▶ **WORK TO BE COMPLETED**
Return every entry exactly.

▶ **RECORDED INFORMATION**

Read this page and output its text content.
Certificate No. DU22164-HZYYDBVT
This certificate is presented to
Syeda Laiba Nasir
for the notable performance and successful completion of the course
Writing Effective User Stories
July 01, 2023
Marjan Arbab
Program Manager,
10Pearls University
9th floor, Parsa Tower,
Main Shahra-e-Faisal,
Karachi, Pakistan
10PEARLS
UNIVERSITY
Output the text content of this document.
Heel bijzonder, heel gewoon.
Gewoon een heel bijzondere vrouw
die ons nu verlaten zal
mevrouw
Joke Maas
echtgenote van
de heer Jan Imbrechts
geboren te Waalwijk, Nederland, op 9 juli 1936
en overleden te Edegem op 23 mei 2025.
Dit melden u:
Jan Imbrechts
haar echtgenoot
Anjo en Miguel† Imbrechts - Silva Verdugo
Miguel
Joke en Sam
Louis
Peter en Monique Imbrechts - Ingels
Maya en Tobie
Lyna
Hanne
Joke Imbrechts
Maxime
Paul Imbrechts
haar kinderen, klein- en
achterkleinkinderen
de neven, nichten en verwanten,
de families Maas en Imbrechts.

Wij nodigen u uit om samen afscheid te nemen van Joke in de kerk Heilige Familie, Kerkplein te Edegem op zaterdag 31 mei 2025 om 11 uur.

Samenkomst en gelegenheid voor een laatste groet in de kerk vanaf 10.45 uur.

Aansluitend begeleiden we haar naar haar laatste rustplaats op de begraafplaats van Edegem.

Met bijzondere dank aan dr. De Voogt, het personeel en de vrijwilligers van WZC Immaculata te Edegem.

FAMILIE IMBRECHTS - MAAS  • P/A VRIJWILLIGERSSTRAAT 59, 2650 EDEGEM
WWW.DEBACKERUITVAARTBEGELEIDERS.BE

▶ **RESULT**
Read this page and output its text content.
Certificate No. DU22164-HZYYDBVT
This certificate is presented to
Syeda Laiba Nasir
for the notable performance and successful completion of the course
Writing Effective User Stories
July 01, 2023
Marjan Arbab
Program Manager,
10Pearls University
9th floor, Parsa Tower,
Main Shahra-e-Faisal,
Karachi, Pakistan
10PEARLS
UNIVERSITY
Output the text content of this document.
Heel bijzonder, heel gewoon.
Gewoon een heel bijzondere vrouw
die ons nu verlaten zal
mevrouw
Joke Maas
echtgenote van
de heer Jan Imbrechts
geboren te Waalwijk, Nederland, op 9 juli 1936
en overleden te Edegem op 23 mei 2025.
Dit melden u:
Jan Imbrechts
haar echtgenoot
Anjo en Miguel† Imbrechts - Silva Verdugo
Miguel
Joke en Sam
Louis
Peter en Monique Imbrechts - Ingels
Maya en Tobie
Lyna
Hanne
Joke Imbrechts
Maxime
Paul Imbrechts
haar kinderen, klein- en
achterkleinkinderen
de neven, nichten en verwanten,
de families Maas en Imbrechts.

Wij nodigen u uit om samen afscheid te nemen van Joke in de kerk Heilige Familie, Kerkplein te Edegem op zaterdag 31 mei 2025 om 11 uur.

Samenkomst en gelegenheid voor een laatste groet in de kerk vanaf 10.45 uur.

Aansluitend begeleiden we haar naar haar laatste rustplaats op de begraafplaats van Edegem.

Met bijzondere dank aan dr. De Voogt, het personeel en de vrijwilligers van WZC Immaculata te Edegem.

FAMILIE IMBRECHTS - MAAS  • P/A VRIJWILLIGERSSTRAAT 59, 2650 EDEGEM
WWW.DEBACKERUITVAARTBEGELEIDERS.BE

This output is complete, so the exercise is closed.